** begin SOURCE MATERIAL **

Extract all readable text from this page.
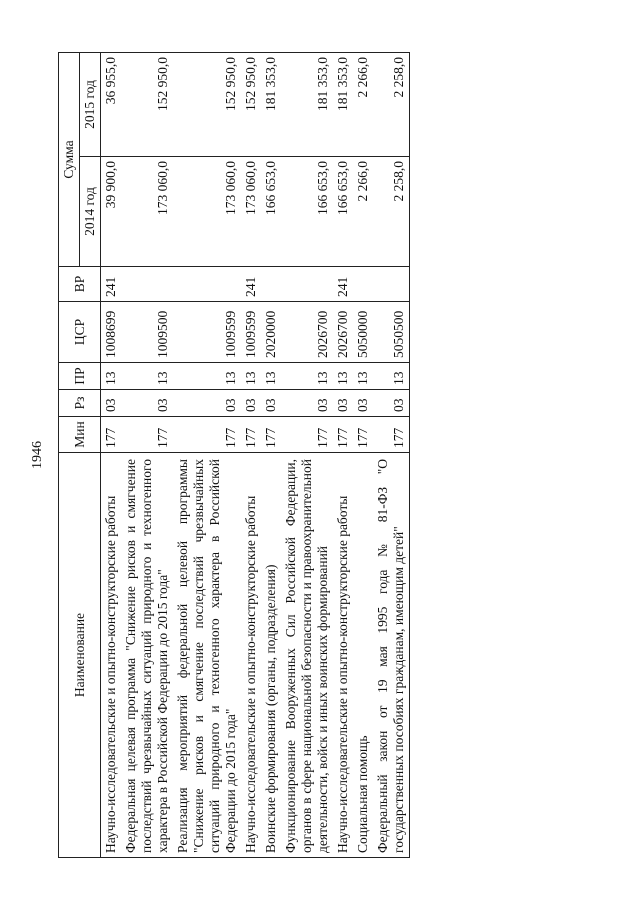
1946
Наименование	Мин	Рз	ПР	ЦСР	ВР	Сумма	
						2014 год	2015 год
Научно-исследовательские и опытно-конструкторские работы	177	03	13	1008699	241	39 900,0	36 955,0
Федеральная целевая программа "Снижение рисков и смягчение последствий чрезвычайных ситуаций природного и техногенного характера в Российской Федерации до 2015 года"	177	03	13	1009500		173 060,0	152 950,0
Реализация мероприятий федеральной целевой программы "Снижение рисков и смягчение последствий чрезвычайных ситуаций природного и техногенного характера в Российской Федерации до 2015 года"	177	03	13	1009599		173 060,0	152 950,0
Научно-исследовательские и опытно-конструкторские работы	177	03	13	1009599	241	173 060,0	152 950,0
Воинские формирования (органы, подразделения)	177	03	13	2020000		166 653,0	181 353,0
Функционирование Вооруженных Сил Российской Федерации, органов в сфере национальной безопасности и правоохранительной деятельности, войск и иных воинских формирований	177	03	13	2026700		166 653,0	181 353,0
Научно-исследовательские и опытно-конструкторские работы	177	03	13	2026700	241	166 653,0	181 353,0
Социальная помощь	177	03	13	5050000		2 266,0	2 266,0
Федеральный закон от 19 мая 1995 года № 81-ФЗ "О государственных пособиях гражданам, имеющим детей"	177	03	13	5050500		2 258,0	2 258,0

** end SOURCE MATERIAL **

→ **SHORT TASK**
Transcribe all entries above exactly. Drop the pictures.

→ **RESULT OF THIS EXERCISE**
Extract all readable text from this page.
1946
Наименование	Мин	Рз	ПР	ЦСР	ВР	Сумма	
						2014 год	2015 год
Научно-исследовательские и опытно-конструкторские работы	177	03	13	1008699	241	39 900,0	36 955,0
Федеральная целевая программа "Снижение рисков и смягчение последствий чрезвычайных ситуаций природного и техногенного характера в Российской Федерации до 2015 года"	177	03	13	1009500		173 060,0	152 950,0
Реализация мероприятий федеральной целевой программы "Снижение рисков и смягчение последствий чрезвычайных ситуаций природного и техногенного характера в Российской Федерации до 2015 года"	177	03	13	1009599		173 060,0	152 950,0
Научно-исследовательские и опытно-конструкторские работы	177	03	13	1009599	241	173 060,0	152 950,0
Воинские формирования (органы, подразделения)	177	03	13	2020000		166 653,0	181 353,0
Функционирование Вооруженных Сил Российской Федерации, органов в сфере национальной безопасности и правоохранительной деятельности, войск и иных воинских формирований	177	03	13	2026700		166 653,0	181 353,0
Научно-исследовательские и опытно-конструкторские работы	177	03	13	2026700	241	166 653,0	181 353,0
Социальная помощь	177	03	13	5050000		2 266,0	2 266,0
Федеральный закон от 19 мая 1995 года № 81-ФЗ "О государственных пособиях гражданам, имеющим детей"	177	03	13	5050500		2 258,0	2 258,0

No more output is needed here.